*** Opening INPUT MATERIAL ***

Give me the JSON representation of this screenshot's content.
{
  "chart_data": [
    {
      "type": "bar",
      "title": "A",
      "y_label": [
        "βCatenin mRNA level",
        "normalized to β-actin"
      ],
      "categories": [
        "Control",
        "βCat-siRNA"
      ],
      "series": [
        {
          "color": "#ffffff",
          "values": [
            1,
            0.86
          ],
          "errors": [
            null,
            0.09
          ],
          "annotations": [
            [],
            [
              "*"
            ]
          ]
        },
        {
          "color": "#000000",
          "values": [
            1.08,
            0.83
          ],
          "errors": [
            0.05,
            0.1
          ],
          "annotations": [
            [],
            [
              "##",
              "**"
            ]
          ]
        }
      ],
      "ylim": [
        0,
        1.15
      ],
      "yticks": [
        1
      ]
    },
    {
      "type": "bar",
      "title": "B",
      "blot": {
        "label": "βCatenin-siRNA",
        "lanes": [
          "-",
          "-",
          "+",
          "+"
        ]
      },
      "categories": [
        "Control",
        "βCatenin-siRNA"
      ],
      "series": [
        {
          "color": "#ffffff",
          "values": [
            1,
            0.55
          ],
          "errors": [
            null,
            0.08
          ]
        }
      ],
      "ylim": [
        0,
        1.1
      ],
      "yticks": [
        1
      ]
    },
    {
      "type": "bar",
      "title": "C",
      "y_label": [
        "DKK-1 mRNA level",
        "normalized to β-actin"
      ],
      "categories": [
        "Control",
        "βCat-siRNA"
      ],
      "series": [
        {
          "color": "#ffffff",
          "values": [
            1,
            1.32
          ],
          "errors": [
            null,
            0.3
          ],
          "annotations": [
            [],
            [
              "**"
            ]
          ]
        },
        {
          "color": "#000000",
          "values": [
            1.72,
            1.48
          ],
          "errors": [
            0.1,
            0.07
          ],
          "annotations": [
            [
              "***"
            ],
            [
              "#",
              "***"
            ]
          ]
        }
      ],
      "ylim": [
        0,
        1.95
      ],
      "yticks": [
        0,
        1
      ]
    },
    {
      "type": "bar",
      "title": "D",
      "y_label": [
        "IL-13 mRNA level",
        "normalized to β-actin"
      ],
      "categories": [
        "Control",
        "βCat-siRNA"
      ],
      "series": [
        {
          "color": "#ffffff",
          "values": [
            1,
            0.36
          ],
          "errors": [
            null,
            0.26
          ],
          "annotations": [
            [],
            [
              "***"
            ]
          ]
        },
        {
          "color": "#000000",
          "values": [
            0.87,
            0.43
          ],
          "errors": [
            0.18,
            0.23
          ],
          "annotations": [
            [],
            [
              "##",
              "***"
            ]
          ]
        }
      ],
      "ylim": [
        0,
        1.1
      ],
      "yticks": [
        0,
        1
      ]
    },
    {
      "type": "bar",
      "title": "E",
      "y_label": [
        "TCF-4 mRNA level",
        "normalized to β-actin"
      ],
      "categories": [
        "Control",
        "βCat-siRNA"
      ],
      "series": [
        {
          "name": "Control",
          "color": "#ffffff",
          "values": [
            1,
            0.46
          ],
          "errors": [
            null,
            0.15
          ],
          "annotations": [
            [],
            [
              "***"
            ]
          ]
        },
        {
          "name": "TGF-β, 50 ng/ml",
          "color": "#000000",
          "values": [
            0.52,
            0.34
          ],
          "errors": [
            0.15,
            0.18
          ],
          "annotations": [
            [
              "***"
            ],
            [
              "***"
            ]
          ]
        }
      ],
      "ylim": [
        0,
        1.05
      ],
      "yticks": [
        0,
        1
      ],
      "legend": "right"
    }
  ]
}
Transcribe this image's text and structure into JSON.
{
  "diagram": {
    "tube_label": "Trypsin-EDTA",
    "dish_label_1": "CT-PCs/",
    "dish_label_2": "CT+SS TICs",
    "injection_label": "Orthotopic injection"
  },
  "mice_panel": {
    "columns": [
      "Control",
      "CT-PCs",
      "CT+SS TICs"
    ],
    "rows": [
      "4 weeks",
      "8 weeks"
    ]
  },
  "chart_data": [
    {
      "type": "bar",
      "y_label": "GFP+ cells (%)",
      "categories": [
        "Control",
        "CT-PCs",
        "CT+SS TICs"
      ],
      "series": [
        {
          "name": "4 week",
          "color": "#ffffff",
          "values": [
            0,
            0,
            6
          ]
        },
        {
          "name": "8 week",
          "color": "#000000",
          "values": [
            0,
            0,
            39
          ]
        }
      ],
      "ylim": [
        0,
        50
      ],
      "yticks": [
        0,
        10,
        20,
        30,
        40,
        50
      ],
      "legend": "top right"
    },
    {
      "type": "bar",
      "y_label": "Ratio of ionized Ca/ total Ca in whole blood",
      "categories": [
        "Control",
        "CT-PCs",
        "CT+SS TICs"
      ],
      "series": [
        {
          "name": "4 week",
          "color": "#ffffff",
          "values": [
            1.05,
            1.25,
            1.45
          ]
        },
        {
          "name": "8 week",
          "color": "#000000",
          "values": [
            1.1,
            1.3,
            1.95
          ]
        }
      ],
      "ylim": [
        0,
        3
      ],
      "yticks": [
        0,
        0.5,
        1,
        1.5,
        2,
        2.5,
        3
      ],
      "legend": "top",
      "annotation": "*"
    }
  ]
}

*** Closing INPUT MATERIAL ***

Return every record above exactly, line by line.

Give me the JSON representation of this screenshot's content.
{
  "chart_data": [
    {
      "type": "bar",
      "title": "A",
      "y_label": [
        "βCatenin mRNA level",
        "normalized to β-actin"
      ],
      "categories": [
        "Control",
        "βCat-siRNA"
      ],
      "series": [
        {
          "color": "#ffffff",
          "values": [
            1,
            0.86
          ],
          "errors": [
            null,
            0.09
          ],
          "annotations": [
            [],
            [
              "*"
            ]
          ]
        },
        {
          "color": "#000000",
          "values": [
            1.08,
            0.83
          ],
          "errors": [
            0.05,
            0.1
          ],
          "annotations": [
            [],
            [
              "##",
              "**"
            ]
          ]
        }
      ],
      "ylim": [
        0,
        1.15
      ],
      "yticks": [
        1
      ]
    },
    {
      "type": "bar",
      "title": "B",
      "blot": {
        "label": "βCatenin-siRNA",
        "lanes": [
          "-",
          "-",
          "+",
          "+"
        ]
      },
      "categories": [
        "Control",
        "βCatenin-siRNA"
      ],
      "series": [
        {
          "color": "#ffffff",
          "values": [
            1,
            0.55
          ],
          "errors": [
            null,
            0.08
          ]
        }
      ],
      "ylim": [
        0,
        1.1
      ],
      "yticks": [
        1
      ]
    },
    {
      "type": "bar",
      "title": "C",
      "y_label": [
        "DKK-1 mRNA level",
        "normalized to β-actin"
      ],
      "categories": [
        "Control",
        "βCat-siRNA"
      ],
      "series": [
        {
          "color": "#ffffff",
          "values": [
            1,
            1.32
          ],
          "errors": [
            null,
            0.3
          ],
          "annotations": [
            [],
            [
              "**"
            ]
          ]
        },
        {
          "color": "#000000",
          "values": [
            1.72,
            1.48
          ],
          "errors": [
            0.1,
            0.07
          ],
          "annotations": [
            [
              "***"
            ],
            [
              "#",
              "***"
            ]
          ]
        }
      ],
      "ylim": [
        0,
        1.95
      ],
      "yticks": [
        0,
        1
      ]
    },
    {
      "type": "bar",
      "title": "D",
      "y_label": [
        "IL-13 mRNA level",
        "normalized to β-actin"
      ],
      "categories": [
        "Control",
        "βCat-siRNA"
      ],
      "series": [
        {
          "color": "#ffffff",
          "values": [
            1,
            0.36
          ],
          "errors": [
            null,
            0.26
          ],
          "annotations": [
            [],
            [
              "***"
            ]
          ]
        },
        {
          "color": "#000000",
          "values": [
            0.87,
            0.43
          ],
          "errors": [
            0.18,
            0.23
          ],
          "annotations": [
            [],
            [
              "##",
              "***"
            ]
          ]
        }
      ],
      "ylim": [
        0,
        1.1
      ],
      "yticks": [
        0,
        1
      ]
    },
    {
      "type": "bar",
      "title": "E",
      "y_label": [
        "TCF-4 mRNA level",
        "normalized to β-actin"
      ],
      "categories": [
        "Control",
        "βCat-siRNA"
      ],
      "series": [
        {
          "name": "Control",
          "color": "#ffffff",
          "values": [
            1,
            0.46
          ],
          "errors": [
            null,
            0.15
          ],
          "annotations": [
            [],
            [
              "***"
            ]
          ]
        },
        {
          "name": "TGF-β, 50 ng/ml",
          "color": "#000000",
          "values": [
            0.52,
            0.34
          ],
          "errors": [
            0.15,
            0.18
          ],
          "annotations": [
            [
              "***"
            ],
            [
              "***"
            ]
          ]
        }
      ],
      "ylim": [
        0,
        1.05
      ],
      "yticks": [
        0,
        1
      ],
      "legend": "right"
    }
  ]
}
Transcribe this image's text and structure into JSON.
{
  "diagram": {
    "tube_label": "Trypsin-EDTA",
    "dish_label_1": "CT-PCs/",
    "dish_label_2": "CT+SS TICs",
    "injection_label": "Orthotopic injection"
  },
  "mice_panel": {
    "columns": [
      "Control",
      "CT-PCs",
      "CT+SS TICs"
    ],
    "rows": [
      "4 weeks",
      "8 weeks"
    ]
  },
  "chart_data": [
    {
      "type": "bar",
      "y_label": "GFP+ cells (%)",
      "categories": [
        "Control",
        "CT-PCs",
        "CT+SS TICs"
      ],
      "series": [
        {
          "name": "4 week",
          "color": "#ffffff",
          "values": [
            0,
            0,
            6
          ]
        },
        {
          "name": "8 week",
          "color": "#000000",
          "values": [
            0,
            0,
            39
          ]
        }
      ],
      "ylim": [
        0,
        50
      ],
      "yticks": [
        0,
        10,
        20,
        30,
        40,
        50
      ],
      "legend": "top right"
    },
    {
      "type": "bar",
      "y_label": "Ratio of ionized Ca/ total Ca in whole blood",
      "categories": [
        "Control",
        "CT-PCs",
        "CT+SS TICs"
      ],
      "series": [
        {
          "name": "4 week",
          "color": "#ffffff",
          "values": [
            1.05,
            1.25,
            1.45
          ]
        },
        {
          "name": "8 week",
          "color": "#000000",
          "values": [
            1.1,
            1.3,
            1.95
          ]
        }
      ],
      "ylim": [
        0,
        3
      ],
      "yticks": [
        0,
        0.5,
        1,
        1.5,
        2,
        2.5,
        3
      ],
      "legend": "top",
      "annotation": "*"
    }
  ]
}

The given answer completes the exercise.